[START]

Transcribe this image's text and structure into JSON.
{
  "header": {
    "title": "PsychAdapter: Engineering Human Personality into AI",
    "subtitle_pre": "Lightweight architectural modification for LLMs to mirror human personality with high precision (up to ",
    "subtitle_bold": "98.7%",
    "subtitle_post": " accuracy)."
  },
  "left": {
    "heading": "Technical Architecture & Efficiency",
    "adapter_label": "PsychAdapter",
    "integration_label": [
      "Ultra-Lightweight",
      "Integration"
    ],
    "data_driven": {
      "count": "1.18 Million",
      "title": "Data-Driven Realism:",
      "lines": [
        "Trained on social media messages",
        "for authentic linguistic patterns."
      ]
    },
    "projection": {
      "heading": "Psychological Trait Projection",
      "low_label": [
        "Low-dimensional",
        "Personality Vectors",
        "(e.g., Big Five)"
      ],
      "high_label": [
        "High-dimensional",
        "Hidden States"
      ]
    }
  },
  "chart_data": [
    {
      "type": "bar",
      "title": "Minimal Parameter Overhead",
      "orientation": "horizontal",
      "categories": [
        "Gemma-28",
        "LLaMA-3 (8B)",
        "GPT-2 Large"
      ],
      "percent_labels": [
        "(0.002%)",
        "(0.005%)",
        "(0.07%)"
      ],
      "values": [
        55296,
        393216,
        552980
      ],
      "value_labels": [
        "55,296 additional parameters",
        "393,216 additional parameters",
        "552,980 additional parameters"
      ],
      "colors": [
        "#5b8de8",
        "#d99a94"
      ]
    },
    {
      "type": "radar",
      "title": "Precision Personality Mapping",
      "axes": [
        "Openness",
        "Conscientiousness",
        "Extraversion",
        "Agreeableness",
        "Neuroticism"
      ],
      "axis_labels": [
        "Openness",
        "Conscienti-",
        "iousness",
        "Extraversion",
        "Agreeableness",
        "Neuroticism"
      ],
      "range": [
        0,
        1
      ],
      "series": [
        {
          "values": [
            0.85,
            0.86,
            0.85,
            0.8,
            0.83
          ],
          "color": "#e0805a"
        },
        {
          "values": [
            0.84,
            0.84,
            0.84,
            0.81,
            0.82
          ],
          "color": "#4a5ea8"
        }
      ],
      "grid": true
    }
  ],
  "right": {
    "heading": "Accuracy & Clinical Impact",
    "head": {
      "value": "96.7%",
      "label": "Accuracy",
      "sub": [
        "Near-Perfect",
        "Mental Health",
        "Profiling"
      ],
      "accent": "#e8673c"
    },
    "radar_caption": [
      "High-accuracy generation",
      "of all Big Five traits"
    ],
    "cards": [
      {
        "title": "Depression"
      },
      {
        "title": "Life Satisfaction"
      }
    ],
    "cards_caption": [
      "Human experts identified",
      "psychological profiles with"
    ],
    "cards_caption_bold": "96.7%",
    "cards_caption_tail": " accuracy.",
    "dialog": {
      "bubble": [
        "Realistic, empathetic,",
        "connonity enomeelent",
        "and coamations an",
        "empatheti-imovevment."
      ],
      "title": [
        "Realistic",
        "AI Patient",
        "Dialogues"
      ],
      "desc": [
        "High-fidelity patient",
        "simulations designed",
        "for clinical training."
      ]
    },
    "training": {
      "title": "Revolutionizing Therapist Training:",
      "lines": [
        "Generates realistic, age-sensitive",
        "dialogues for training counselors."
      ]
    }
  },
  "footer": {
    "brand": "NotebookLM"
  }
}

[END]

* Work to be completed *
Repeat the records above exactly.

* Solution below *
Transcribe this image's text and structure into JSON.
{
  "header": {
    "title": "PsychAdapter: Engineering Human Personality into AI",
    "subtitle_pre": "Lightweight architectural modification for LLMs to mirror human personality with high precision (up to ",
    "subtitle_bold": "98.7%",
    "subtitle_post": " accuracy)."
  },
  "left": {
    "heading": "Technical Architecture & Efficiency",
    "adapter_label": "PsychAdapter",
    "integration_label": [
      "Ultra-Lightweight",
      "Integration"
    ],
    "data_driven": {
      "count": "1.18 Million",
      "title": "Data-Driven Realism:",
      "lines": [
        "Trained on social media messages",
        "for authentic linguistic patterns."
      ]
    },
    "projection": {
      "heading": "Psychological Trait Projection",
      "low_label": [
        "Low-dimensional",
        "Personality Vectors",
        "(e.g., Big Five)"
      ],
      "high_label": [
        "High-dimensional",
        "Hidden States"
      ]
    }
  },
  "chart_data": [
    {
      "type": "bar",
      "title": "Minimal Parameter Overhead",
      "orientation": "horizontal",
      "categories": [
        "Gemma-28",
        "LLaMA-3 (8B)",
        "GPT-2 Large"
      ],
      "percent_labels": [
        "(0.002%)",
        "(0.005%)",
        "(0.07%)"
      ],
      "values": [
        55296,
        393216,
        552980
      ],
      "value_labels": [
        "55,296 additional parameters",
        "393,216 additional parameters",
        "552,980 additional parameters"
      ],
      "colors": [
        "#5b8de8",
        "#d99a94"
      ]
    },
    {
      "type": "radar",
      "title": "Precision Personality Mapping",
      "axes": [
        "Openness",
        "Conscientiousness",
        "Extraversion",
        "Agreeableness",
        "Neuroticism"
      ],
      "axis_labels": [
        "Openness",
        "Conscienti-",
        "iousness",
        "Extraversion",
        "Agreeableness",
        "Neuroticism"
      ],
      "range": [
        0,
        1
      ],
      "series": [
        {
          "values": [
            0.85,
            0.86,
            0.85,
            0.8,
            0.83
          ],
          "color": "#e0805a"
        },
        {
          "values": [
            0.84,
            0.84,
            0.84,
            0.81,
            0.82
          ],
          "color": "#4a5ea8"
        }
      ],
      "grid": true
    }
  ],
  "right": {
    "heading": "Accuracy & Clinical Impact",
    "head": {
      "value": "96.7%",
      "label": "Accuracy",
      "sub": [
        "Near-Perfect",
        "Mental Health",
        "Profiling"
      ],
      "accent": "#e8673c"
    },
    "radar_caption": [
      "High-accuracy generation",
      "of all Big Five traits"
    ],
    "cards": [
      {
        "title": "Depression"
      },
      {
        "title": "Life Satisfaction"
      }
    ],
    "cards_caption": [
      "Human experts identified",
      "psychological profiles with"
    ],
    "cards_caption_bold": "96.7%",
    "cards_caption_tail": " accuracy.",
    "dialog": {
      "bubble": [
        "Realistic, empathetic,",
        "connonity enomeelent",
        "and coamations an",
        "empatheti-imovevment."
      ],
      "title": [
        "Realistic",
        "AI Patient",
        "Dialogues"
      ],
      "desc": [
        "High-fidelity patient",
        "simulations designed",
        "for clinical training."
      ]
    },
    "training": {
      "title": "Revolutionizing Therapist Training:",
      "lines": [
        "Generates realistic, age-sensitive",
        "dialogues for training counselors."
      ]
    }
  },
  "footer": {
    "brand": "NotebookLM"
  }
}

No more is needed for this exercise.